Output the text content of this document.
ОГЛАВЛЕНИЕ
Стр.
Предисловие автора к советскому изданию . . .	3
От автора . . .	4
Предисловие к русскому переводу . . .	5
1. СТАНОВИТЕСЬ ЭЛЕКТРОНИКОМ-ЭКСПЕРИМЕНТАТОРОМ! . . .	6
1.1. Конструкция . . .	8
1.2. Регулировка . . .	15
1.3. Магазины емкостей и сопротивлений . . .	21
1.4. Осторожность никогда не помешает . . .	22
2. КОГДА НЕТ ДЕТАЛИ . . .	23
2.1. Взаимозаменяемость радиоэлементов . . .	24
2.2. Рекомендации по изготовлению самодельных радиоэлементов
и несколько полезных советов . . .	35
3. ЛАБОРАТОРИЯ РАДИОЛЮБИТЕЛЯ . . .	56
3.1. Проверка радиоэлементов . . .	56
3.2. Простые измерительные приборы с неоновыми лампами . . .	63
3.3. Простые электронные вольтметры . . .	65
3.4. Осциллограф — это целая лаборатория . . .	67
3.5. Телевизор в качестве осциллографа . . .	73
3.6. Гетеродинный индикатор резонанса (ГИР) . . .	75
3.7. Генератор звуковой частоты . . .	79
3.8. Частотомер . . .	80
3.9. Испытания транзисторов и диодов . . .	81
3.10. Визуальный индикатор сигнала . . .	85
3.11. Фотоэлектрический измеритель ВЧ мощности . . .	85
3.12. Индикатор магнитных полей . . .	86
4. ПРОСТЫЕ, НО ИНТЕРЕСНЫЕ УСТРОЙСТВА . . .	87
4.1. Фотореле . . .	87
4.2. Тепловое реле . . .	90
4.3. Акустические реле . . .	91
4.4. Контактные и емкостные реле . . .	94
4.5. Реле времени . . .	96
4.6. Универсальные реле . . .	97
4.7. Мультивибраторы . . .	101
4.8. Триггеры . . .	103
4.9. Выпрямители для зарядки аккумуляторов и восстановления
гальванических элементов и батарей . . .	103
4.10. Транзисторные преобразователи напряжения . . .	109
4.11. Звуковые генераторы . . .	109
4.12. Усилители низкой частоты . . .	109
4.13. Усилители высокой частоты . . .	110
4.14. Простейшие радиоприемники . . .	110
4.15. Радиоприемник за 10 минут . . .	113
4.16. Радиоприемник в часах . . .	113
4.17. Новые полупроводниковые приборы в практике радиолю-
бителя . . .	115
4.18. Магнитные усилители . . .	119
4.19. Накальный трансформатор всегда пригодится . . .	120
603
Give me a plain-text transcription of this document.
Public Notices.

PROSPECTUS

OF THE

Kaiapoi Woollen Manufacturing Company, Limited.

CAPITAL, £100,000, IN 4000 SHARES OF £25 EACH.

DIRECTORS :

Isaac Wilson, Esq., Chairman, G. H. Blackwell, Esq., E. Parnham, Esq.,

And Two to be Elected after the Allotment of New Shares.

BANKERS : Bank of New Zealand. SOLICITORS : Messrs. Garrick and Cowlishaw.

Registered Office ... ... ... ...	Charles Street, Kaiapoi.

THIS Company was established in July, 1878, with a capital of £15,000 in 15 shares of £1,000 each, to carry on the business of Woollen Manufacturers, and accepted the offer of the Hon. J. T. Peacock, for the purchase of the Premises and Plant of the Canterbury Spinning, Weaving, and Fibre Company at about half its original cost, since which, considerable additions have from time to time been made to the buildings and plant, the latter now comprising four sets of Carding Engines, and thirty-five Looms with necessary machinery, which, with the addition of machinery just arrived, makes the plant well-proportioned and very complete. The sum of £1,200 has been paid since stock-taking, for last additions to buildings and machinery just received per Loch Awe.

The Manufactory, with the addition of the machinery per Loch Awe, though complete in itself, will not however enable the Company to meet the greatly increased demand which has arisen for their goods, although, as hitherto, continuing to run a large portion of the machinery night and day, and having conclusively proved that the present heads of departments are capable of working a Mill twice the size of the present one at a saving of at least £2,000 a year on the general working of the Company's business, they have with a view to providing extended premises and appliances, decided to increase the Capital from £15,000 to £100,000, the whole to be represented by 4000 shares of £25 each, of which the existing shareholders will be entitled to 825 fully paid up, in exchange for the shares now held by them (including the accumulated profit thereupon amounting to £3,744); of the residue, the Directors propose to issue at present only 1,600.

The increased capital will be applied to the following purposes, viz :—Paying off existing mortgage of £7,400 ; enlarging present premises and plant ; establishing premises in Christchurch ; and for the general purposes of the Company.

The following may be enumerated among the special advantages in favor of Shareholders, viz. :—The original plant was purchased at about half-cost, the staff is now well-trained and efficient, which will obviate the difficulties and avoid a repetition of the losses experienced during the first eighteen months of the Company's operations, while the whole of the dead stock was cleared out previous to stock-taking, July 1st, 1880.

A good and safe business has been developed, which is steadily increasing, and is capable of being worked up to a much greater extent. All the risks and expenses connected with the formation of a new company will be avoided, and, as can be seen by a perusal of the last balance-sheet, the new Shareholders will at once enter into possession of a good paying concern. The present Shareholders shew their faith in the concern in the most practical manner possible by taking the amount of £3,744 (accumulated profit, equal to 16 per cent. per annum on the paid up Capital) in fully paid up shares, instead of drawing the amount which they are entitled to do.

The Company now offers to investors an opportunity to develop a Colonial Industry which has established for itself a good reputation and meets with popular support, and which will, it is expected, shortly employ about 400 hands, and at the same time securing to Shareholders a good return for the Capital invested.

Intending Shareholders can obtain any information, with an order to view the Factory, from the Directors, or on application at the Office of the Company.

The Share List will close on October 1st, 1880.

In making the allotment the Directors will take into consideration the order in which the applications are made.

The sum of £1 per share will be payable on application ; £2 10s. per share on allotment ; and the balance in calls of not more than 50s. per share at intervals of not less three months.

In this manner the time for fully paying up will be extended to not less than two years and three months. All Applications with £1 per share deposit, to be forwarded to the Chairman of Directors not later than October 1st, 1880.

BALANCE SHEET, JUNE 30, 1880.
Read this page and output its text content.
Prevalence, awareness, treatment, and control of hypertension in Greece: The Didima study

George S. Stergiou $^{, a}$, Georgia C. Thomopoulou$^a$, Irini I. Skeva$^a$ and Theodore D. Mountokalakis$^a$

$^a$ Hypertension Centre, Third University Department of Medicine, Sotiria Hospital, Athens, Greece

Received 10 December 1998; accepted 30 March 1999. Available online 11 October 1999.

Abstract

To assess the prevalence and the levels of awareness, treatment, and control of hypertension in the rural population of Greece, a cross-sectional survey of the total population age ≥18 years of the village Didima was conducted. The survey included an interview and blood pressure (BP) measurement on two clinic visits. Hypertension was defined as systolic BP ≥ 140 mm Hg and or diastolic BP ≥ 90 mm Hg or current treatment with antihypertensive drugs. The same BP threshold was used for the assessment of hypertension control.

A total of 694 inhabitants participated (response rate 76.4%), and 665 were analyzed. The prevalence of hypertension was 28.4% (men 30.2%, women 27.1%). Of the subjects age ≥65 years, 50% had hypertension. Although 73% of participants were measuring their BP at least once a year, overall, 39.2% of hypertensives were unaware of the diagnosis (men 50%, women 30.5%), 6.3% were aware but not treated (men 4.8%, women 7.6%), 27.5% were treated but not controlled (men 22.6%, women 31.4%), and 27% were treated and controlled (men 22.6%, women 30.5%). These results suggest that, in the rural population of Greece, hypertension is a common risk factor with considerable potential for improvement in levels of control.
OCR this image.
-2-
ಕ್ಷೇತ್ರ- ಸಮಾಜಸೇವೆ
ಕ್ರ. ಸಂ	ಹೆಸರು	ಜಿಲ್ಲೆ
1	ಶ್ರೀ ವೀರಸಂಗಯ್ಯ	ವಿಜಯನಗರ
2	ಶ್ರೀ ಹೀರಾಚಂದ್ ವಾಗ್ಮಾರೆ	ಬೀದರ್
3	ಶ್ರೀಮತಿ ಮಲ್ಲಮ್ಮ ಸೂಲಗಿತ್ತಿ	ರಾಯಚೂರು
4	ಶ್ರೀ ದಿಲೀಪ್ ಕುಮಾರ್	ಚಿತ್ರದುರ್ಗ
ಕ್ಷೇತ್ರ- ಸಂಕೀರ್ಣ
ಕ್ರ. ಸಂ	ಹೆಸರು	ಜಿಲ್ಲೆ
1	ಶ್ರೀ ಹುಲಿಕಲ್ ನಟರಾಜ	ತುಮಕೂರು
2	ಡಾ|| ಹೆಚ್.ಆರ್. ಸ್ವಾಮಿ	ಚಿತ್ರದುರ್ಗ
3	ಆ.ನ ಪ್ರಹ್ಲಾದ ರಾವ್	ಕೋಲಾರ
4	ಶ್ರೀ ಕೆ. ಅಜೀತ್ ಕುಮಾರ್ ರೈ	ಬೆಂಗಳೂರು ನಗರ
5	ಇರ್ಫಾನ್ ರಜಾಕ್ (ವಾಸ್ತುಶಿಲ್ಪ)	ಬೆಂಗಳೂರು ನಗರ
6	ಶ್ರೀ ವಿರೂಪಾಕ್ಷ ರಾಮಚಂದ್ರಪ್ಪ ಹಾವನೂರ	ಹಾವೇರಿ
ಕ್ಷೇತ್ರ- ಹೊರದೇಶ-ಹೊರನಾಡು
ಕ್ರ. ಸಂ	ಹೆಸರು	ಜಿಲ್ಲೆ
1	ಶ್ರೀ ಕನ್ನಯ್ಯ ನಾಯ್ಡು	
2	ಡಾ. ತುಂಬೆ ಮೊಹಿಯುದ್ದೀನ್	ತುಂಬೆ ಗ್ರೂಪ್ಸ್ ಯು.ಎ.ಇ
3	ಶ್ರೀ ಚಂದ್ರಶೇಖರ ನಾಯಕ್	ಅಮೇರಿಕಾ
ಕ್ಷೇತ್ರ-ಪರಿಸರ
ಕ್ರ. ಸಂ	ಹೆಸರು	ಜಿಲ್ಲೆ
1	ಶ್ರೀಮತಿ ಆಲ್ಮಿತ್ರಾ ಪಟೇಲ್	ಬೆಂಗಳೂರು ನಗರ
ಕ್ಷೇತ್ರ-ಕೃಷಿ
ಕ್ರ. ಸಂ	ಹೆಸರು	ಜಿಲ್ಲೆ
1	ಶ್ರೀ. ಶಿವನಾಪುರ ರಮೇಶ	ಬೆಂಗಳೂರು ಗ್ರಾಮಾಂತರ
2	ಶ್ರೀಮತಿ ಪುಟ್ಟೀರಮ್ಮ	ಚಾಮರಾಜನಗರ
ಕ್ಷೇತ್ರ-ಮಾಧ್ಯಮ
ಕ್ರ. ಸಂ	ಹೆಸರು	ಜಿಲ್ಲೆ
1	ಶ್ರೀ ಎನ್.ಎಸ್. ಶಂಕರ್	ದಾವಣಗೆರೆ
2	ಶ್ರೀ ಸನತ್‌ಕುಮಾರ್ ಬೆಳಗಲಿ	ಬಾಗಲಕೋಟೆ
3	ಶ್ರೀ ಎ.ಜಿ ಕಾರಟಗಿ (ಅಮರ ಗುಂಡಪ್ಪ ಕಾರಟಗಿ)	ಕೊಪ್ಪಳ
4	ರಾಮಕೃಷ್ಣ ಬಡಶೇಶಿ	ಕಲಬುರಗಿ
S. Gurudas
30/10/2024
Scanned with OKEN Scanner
++++++++++
■ What to do: Give again only the lines starting at the one that contains "OCR this image." and running to the end of the data.

■ Correct answer:
OCR this image.
-2-
ಕ್ಷೇತ್ರ- ಸಮಾಜಸೇವೆ
ಕ್ರ. ಸಂ	ಹೆಸರು	ಜಿಲ್ಲೆ
1	ಶ್ರೀ ವೀರಸಂಗಯ್ಯ	ವಿಜಯನಗರ
2	ಶ್ರೀ ಹೀರಾಚಂದ್ ವಾಗ್ಮಾರೆ	ಬೀದರ್
3	ಶ್ರೀಮತಿ ಮಲ್ಲಮ್ಮ ಸೂಲಗಿತ್ತಿ	ರಾಯಚೂರು
4	ಶ್ರೀ ದಿಲೀಪ್ ಕುಮಾರ್	ಚಿತ್ರದುರ್ಗ
ಕ್ಷೇತ್ರ- ಸಂಕೀರ್ಣ
ಕ್ರ. ಸಂ	ಹೆಸರು	ಜಿಲ್ಲೆ
1	ಶ್ರೀ ಹುಲಿಕಲ್ ನಟರಾಜ	ತುಮಕೂರು
2	ಡಾ|| ಹೆಚ್.ಆರ್. ಸ್ವಾಮಿ	ಚಿತ್ರದುರ್ಗ
3	ಆ.ನ ಪ್ರಹ್ಲಾದ ರಾವ್	ಕೋಲಾರ
4	ಶ್ರೀ ಕೆ. ಅಜೀತ್ ಕುಮಾರ್ ರೈ	ಬೆಂಗಳೂರು ನಗರ
5	ಇರ್ಫಾನ್ ರಜಾಕ್ (ವಾಸ್ತುಶಿಲ್ಪ)	ಬೆಂಗಳೂರು ನಗರ
6	ಶ್ರೀ ವಿರೂಪಾಕ್ಷ ರಾಮಚಂದ್ರಪ್ಪ ಹಾವನೂರ	ಹಾವೇರಿ
ಕ್ಷೇತ್ರ- ಹೊರದೇಶ-ಹೊರನಾಡು
ಕ್ರ. ಸಂ	ಹೆಸರು	ಜಿಲ್ಲೆ
1	ಶ್ರೀ ಕನ್ನಯ್ಯ ನಾಯ್ಡು	
2	ಡಾ. ತುಂಬೆ ಮೊಹಿಯುದ್ದೀನ್	ತುಂಬೆ ಗ್ರೂಪ್ಸ್ ಯು.ಎ.ಇ
3	ಶ್ರೀ ಚಂದ್ರಶೇಖರ ನಾಯಕ್	ಅಮೇರಿಕಾ
ಕ್ಷೇತ್ರ-ಪರಿಸರ
ಕ್ರ. ಸಂ	ಹೆಸರು	ಜಿಲ್ಲೆ
1	ಶ್ರೀಮತಿ ಆಲ್ಮಿತ್ರಾ ಪಟೇಲ್	ಬೆಂಗಳೂರು ನಗರ
ಕ್ಷೇತ್ರ-ಕೃಷಿ
ಕ್ರ. ಸಂ	ಹೆಸರು	ಜಿಲ್ಲೆ
1	ಶ್ರೀ. ಶಿವನಾಪುರ ರಮೇಶ	ಬೆಂಗಳೂರು ಗ್ರಾಮಾಂತರ
2	ಶ್ರೀಮತಿ ಪುಟ್ಟೀರಮ್ಮ	ಚಾಮರಾಜನಗರ
ಕ್ಷೇತ್ರ-ಮಾಧ್ಯಮ
ಕ್ರ. ಸಂ	ಹೆಸರು	ಜಿಲ್ಲೆ
1	ಶ್ರೀ ಎನ್.ಎಸ್. ಶಂಕರ್	ದಾವಣಗೆರೆ
2	ಶ್ರೀ ಸನತ್‌ಕುಮಾರ್ ಬೆಳಗಲಿ	ಬಾಗಲಕೋಟೆ
3	ಶ್ರೀ ಎ.ಜಿ ಕಾರಟಗಿ (ಅಮರ ಗುಂಡಪ್ಪ ಕಾರಟಗಿ)	ಕೊಪ್ಪಳ
4	ರಾಮಕೃಷ್ಣ ಬಡಶೇಶಿ	ಕಲಬುರಗಿ
S. Gurudas
30/10/2024
Scanned with OKEN Scanner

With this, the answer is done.